• What is needed:
Look through the entries below and count the lines with the word "requisitos" in them; give only the number.

(Source data)
"""

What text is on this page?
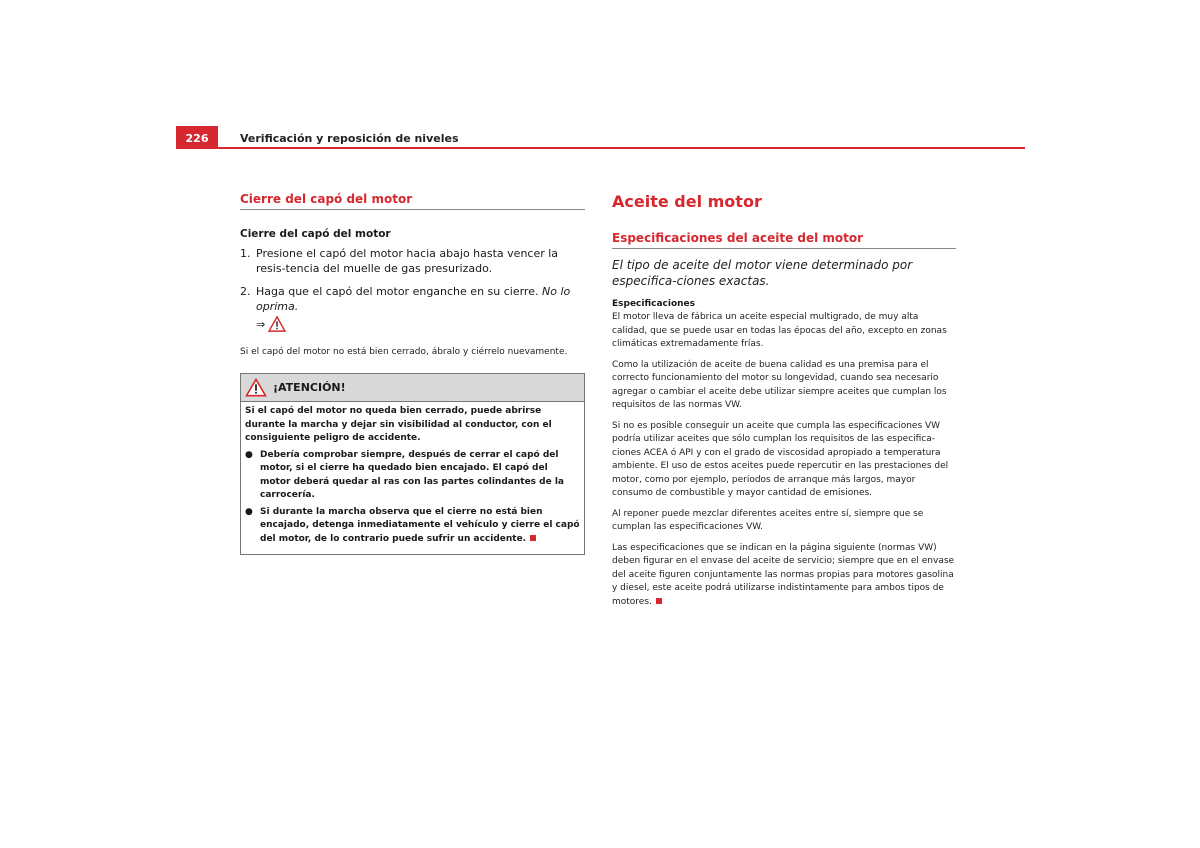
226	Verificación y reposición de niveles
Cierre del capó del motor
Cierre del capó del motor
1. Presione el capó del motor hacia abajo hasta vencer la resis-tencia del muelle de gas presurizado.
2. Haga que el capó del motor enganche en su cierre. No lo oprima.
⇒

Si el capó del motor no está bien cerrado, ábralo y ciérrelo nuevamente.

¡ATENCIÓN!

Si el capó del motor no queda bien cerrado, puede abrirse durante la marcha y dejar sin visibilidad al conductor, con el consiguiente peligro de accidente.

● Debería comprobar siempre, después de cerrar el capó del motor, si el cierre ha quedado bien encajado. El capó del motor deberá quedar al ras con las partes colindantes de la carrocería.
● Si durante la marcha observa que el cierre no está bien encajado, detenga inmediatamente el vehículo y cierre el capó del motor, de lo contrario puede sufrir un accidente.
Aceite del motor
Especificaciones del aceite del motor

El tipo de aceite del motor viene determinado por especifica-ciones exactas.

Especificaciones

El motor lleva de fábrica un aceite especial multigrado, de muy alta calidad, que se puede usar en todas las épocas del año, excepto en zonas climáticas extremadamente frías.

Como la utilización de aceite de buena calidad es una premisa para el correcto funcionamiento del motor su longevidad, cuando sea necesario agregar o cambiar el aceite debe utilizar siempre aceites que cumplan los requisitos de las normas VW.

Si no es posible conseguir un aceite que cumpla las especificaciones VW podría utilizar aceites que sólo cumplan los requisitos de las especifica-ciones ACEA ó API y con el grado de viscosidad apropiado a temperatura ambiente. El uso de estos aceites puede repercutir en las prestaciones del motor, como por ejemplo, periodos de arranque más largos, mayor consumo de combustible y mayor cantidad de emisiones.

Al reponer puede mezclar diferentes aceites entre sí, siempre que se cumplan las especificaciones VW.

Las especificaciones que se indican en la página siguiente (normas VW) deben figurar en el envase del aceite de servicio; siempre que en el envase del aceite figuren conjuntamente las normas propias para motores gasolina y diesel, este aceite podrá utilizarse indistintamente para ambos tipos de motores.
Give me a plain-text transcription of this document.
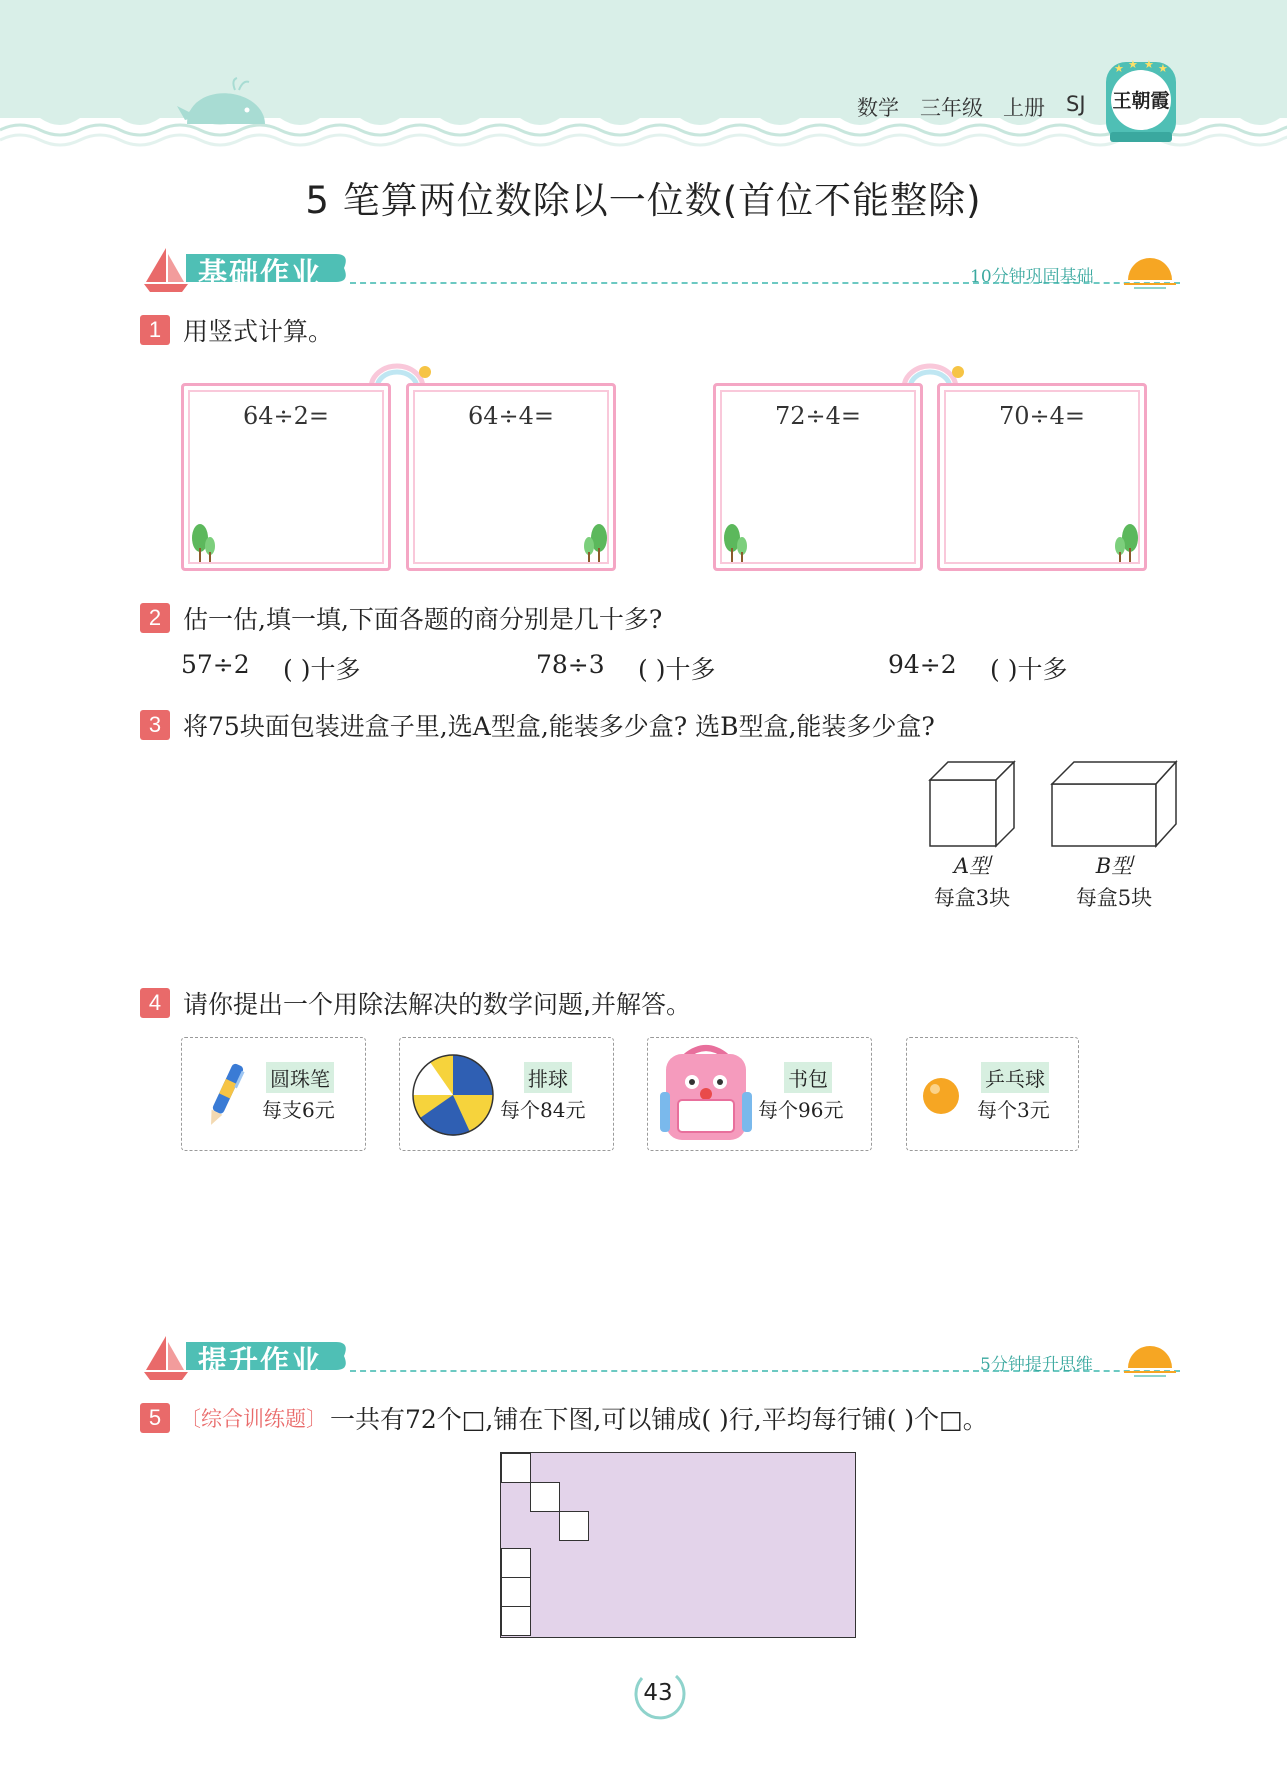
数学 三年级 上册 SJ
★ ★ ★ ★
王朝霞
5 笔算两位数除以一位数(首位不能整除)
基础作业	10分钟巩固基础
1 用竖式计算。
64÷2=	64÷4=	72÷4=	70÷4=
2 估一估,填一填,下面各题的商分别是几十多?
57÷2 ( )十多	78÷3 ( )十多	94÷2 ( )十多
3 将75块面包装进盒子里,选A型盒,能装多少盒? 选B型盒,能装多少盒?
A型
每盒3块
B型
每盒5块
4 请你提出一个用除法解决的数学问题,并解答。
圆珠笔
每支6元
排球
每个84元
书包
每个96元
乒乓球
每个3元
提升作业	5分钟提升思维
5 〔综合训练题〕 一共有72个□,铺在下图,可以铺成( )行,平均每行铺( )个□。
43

"""

• Correct result:
2